Supplied records
## Begin

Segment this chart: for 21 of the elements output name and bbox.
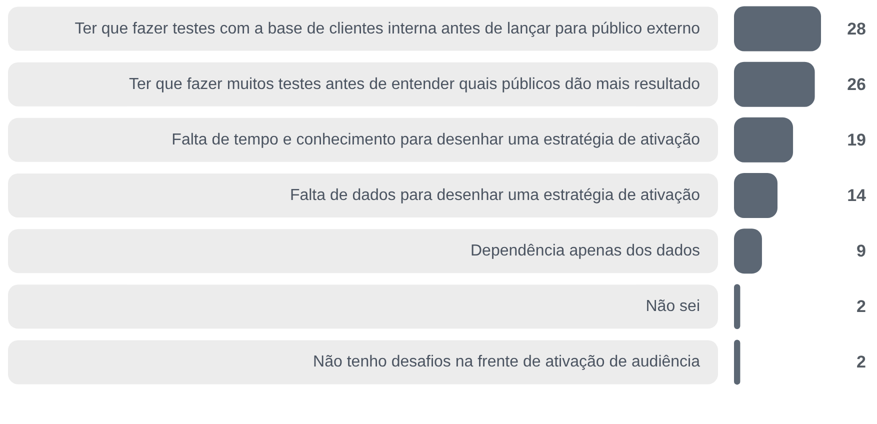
y-tick-label: Ter que fazer testes com a base de clientes interna antes de lançar para público externo bbox=[74, 20, 700, 38]
bar bbox=[734, 340, 740, 385]
y-tick-label: Não sei bbox=[646, 298, 700, 316]
bar bbox=[734, 284, 740, 330]
bar bbox=[734, 228, 762, 274]
bar bbox=[734, 173, 778, 218]
y-tick-label: Falta de tempo e conhecimento para desenhar uma estratégia de ativação bbox=[172, 131, 700, 148]
bar bbox=[734, 62, 815, 107]
y-tick-label: Não tenho desafios na frente de ativação de audiência bbox=[313, 354, 700, 371]
data-label: 14 bbox=[847, 186, 867, 205]
data-label: 2 bbox=[856, 352, 866, 372]
bar bbox=[734, 6, 821, 52]
y-tick-label: Falta de dados para desenhar uma estratégia de ativação bbox=[290, 187, 700, 204]
y-tick-label: Ter que fazer muitos testes antes de entender quais públicos dão mais resultado bbox=[129, 76, 700, 93]
data-label: 28 bbox=[847, 19, 866, 38]
data-label: 26 bbox=[847, 74, 866, 94]
y-tick-label: Dependência apenas dos dados bbox=[470, 242, 700, 260]
data-label: 2 bbox=[856, 297, 866, 316]
data-label: 19 bbox=[847, 130, 866, 150]
bar bbox=[734, 117, 794, 162]
data-label: 9 bbox=[856, 242, 866, 261]
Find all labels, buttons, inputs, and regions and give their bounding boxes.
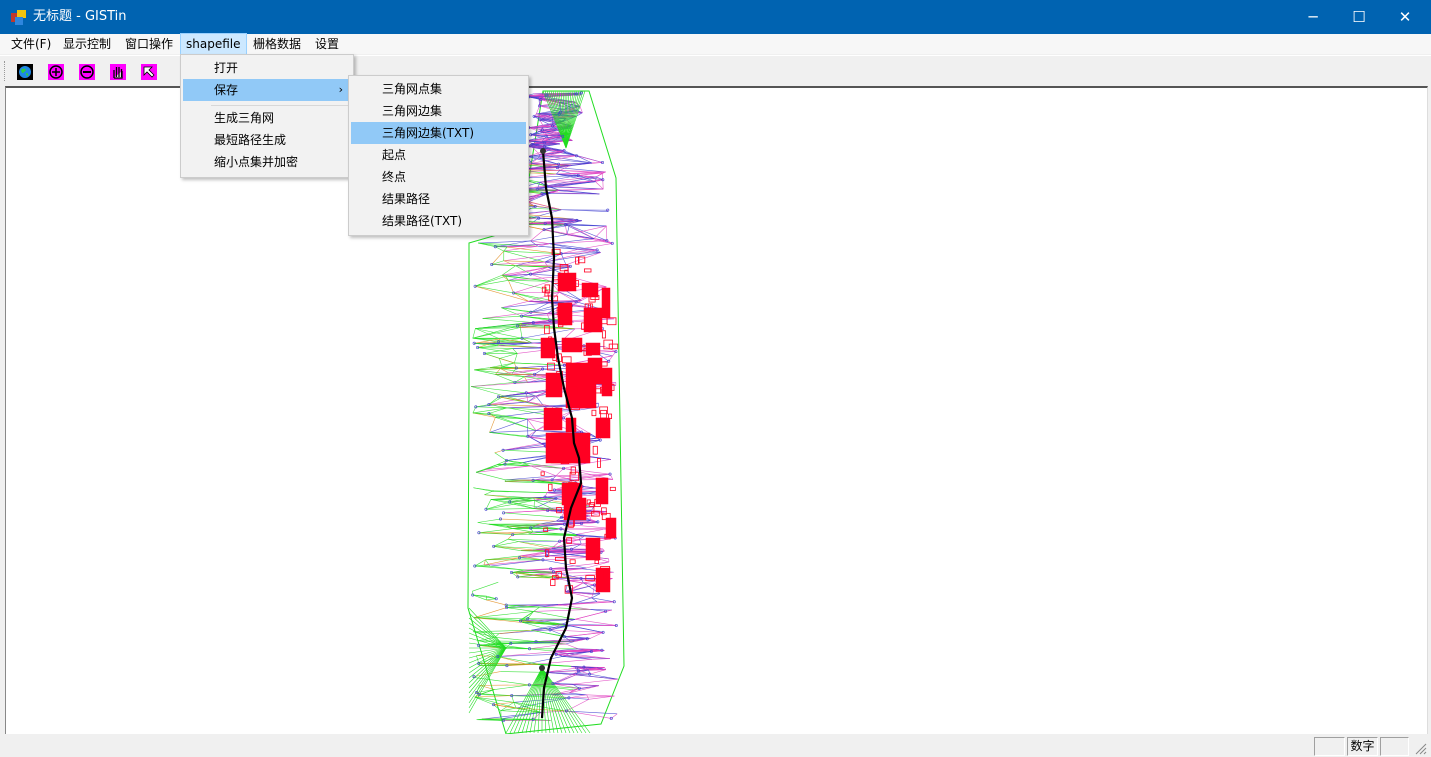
menu-file[interactable]: 文件(F): [11, 37, 52, 51]
tin-map[interactable]: [6, 88, 1427, 734]
menu-item-open[interactable]: 打开: [214, 61, 239, 75]
toolbar-grip[interactable]: [4, 61, 8, 81]
menu-separator: [211, 105, 350, 106]
status-panel-empty-2: [1380, 737, 1409, 756]
maximize-button[interactable]: ☐: [1352, 8, 1366, 26]
menu-raster-data[interactable]: 栅格数据: [253, 37, 302, 51]
submenu-item-start-point[interactable]: 起点: [382, 148, 407, 162]
pan-hand-icon[interactable]: [107, 61, 129, 83]
submenu-item-tin-edges-txt[interactable]: 三角网边集(TXT): [351, 122, 526, 144]
submenu-item-end-point[interactable]: 终点: [382, 170, 407, 184]
window-title: 无标题 - GISTin: [33, 9, 127, 24]
status-panel-empty: [1314, 737, 1345, 756]
select-arrow-icon[interactable]: [138, 61, 160, 83]
menu-item-save[interactable]: 保存 ›: [183, 79, 351, 101]
submenu-item-tin-points[interactable]: 三角网点集: [382, 82, 443, 96]
title-bar: 无标题 - GISTin ─ ☐ ✕: [0, 0, 1431, 34]
menu-item-shortest-path[interactable]: 最短路径生成: [214, 133, 287, 147]
submenu-arrow-icon: ›: [338, 83, 343, 96]
menu-settings[interactable]: 设置: [315, 37, 340, 51]
menu-shapefile[interactable]: shapefile: [180, 33, 247, 55]
close-button[interactable]: ✕: [1398, 8, 1412, 26]
status-bar: 数字: [0, 734, 1431, 757]
menu-item-save-label: 保存: [214, 83, 239, 97]
submenu-item-tin-edges[interactable]: 三角网边集: [382, 104, 443, 118]
tin-edges-layer: [467, 90, 625, 734]
submenu-item-result-path-txt[interactable]: 结果路径(TXT): [382, 214, 463, 228]
app-icon: [11, 10, 26, 25]
submenu-item-result-path[interactable]: 结果路径: [382, 192, 431, 206]
zoom-in-icon[interactable]: [45, 61, 67, 83]
shapefile-menu: 打开 保存 › 生成三角网 最短路径生成 缩小点集并加密: [180, 54, 354, 178]
menu-window-ops[interactable]: 窗口操作: [125, 37, 174, 51]
buildings-layer: [540, 248, 619, 594]
menu-item-shrink-densify[interactable]: 缩小点集并加密: [214, 155, 299, 169]
zoom-out-icon[interactable]: [76, 61, 98, 83]
shortest-path-layer: [539, 148, 583, 719]
status-num-indicator: 数字: [1347, 737, 1378, 756]
menu-item-generate-tin[interactable]: 生成三角网: [214, 111, 275, 125]
save-submenu: 三角网点集 三角网边集 三角网边集(TXT) 起点 终点 结果路径 结果路径(T…: [348, 75, 529, 236]
minimize-button[interactable]: ─: [1308, 8, 1318, 26]
menu-display-control[interactable]: 显示控制: [63, 37, 112, 51]
globe-icon[interactable]: [14, 61, 36, 83]
menu-bar: 文件(F) 显示控制 窗口操作 shapefile 栅格数据 设置: [0, 33, 1431, 55]
resize-grip-icon[interactable]: [1414, 742, 1427, 755]
map-canvas[interactable]: [5, 86, 1428, 734]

## End

Update all of the entries above by changing every "interactable" to "clickable", keeping everything else the same, and leave out the pictures.

Exercise answer
Segment this chart: for 21 of the elements output name and bbox.
y-tick-label: Ter que fazer testes com a base de clientes interna antes de lançar para público externo bbox=[74, 20, 700, 38]
bar bbox=[734, 340, 740, 385]
y-tick-label: Não sei bbox=[646, 298, 700, 316]
bar bbox=[734, 284, 740, 330]
bar bbox=[734, 228, 762, 274]
bar bbox=[734, 173, 778, 218]
y-tick-label: Falta de tempo e conhecimento para desenhar uma estratégia de ativação bbox=[172, 131, 700, 148]
bar bbox=[734, 62, 815, 107]
y-tick-label: Não tenho desafios na frente de ativação de audiência bbox=[313, 354, 700, 371]
data-label: 14 bbox=[847, 186, 867, 205]
data-label: 2 bbox=[856, 352, 866, 372]
bar bbox=[734, 6, 821, 52]
y-tick-label: Falta de dados para desenhar uma estratégia de ativação bbox=[290, 187, 700, 204]
y-tick-label: Ter que fazer muitos testes antes de entender quais públicos dão mais resultado bbox=[129, 76, 700, 93]
data-label: 28 bbox=[847, 19, 866, 38]
data-label: 26 bbox=[847, 74, 866, 94]
y-tick-label: Dependência apenas dos dados bbox=[470, 242, 700, 260]
data-label: 2 bbox=[856, 297, 866, 316]
data-label: 19 bbox=[847, 130, 866, 150]
bar bbox=[734, 117, 794, 162]
data-label: 9 bbox=[856, 242, 866, 261]
Find all labels, buttons, inputs, and regions and give their bounding boxes.
menu-file[clickable]: 文件(F): [11, 37, 52, 51]
tin-map[clickable]: [6, 88, 1427, 734]
menu-item-open[clickable]: 打开: [214, 61, 239, 75]
toolbar-grip[clickable]: [4, 61, 8, 81]
menu-separator: [211, 105, 350, 106]
status-panel-empty-2: [1380, 737, 1409, 756]
maximize-button[clickable]: ☐: [1352, 8, 1366, 26]
menu-raster-data[clickable]: 栅格数据: [253, 37, 302, 51]
submenu-item-start-point[clickable]: 起点: [382, 148, 407, 162]
pan-hand-icon[clickable]: [107, 61, 129, 83]
submenu-item-tin-edges-txt[clickable]: 三角网边集(TXT): [351, 122, 526, 144]
submenu-item-end-point[clickable]: 终点: [382, 170, 407, 184]
window-title: 无标题 - GISTin: [33, 9, 127, 24]
status-panel-empty: [1314, 737, 1345, 756]
select-arrow-icon[clickable]: [138, 61, 160, 83]
menu-item-save[clickable]: 保存 ›: [183, 79, 351, 101]
submenu-item-tin-points[clickable]: 三角网点集: [382, 82, 443, 96]
title-bar: 无标题 - GISTin ─ ☐ ✕: [0, 0, 1431, 34]
menu-item-shortest-path[clickable]: 最短路径生成: [214, 133, 287, 147]
submenu-arrow-icon: ›: [338, 83, 343, 96]
menu-settings[clickable]: 设置: [315, 37, 340, 51]
menu-shapefile[clickable]: shapefile: [180, 33, 247, 55]
close-button[clickable]: ✕: [1398, 8, 1412, 26]
status-bar: 数字: [0, 734, 1431, 757]
menu-item-save-label: 保存: [214, 83, 239, 97]
submenu-item-tin-edges[clickable]: 三角网边集: [382, 104, 443, 118]
tin-edges-layer: [467, 90, 625, 734]
submenu-item-result-path-txt[clickable]: 结果路径(TXT): [382, 214, 463, 228]
app-icon: [11, 10, 26, 25]
submenu-item-result-path[clickable]: 结果路径: [382, 192, 431, 206]
zoom-in-icon[clickable]: [45, 61, 67, 83]
shapefile-menu: 打开 保存 › 生成三角网 最短路径生成 缩小点集并加密: [180, 54, 354, 178]
menu-window-ops[clickable]: 窗口操作: [125, 37, 174, 51]
buildings-layer: [540, 248, 619, 594]
menu-item-shrink-densify[clickable]: 缩小点集并加密: [214, 155, 299, 169]
zoom-out-icon[clickable]: [76, 61, 98, 83]
shortest-path-layer: [539, 148, 583, 719]
status-num-indicator: 数字: [1347, 737, 1378, 756]
menu-item-generate-tin[clickable]: 生成三角网: [214, 111, 275, 125]
save-submenu: 三角网点集 三角网边集 三角网边集(TXT) 起点 终点 结果路径 结果路径(T…: [348, 75, 529, 236]
minimize-button[clickable]: ─: [1308, 8, 1318, 26]
menu-display-control[clickable]: 显示控制: [63, 37, 112, 51]
globe-icon[clickable]: [14, 61, 36, 83]
menu-bar: 文件(F) 显示控制 窗口操作 shapefile 栅格数据 设置: [0, 33, 1431, 55]
resize-grip-icon[clickable]: [1414, 742, 1427, 755]
map-canvas[clickable]: [5, 86, 1428, 734]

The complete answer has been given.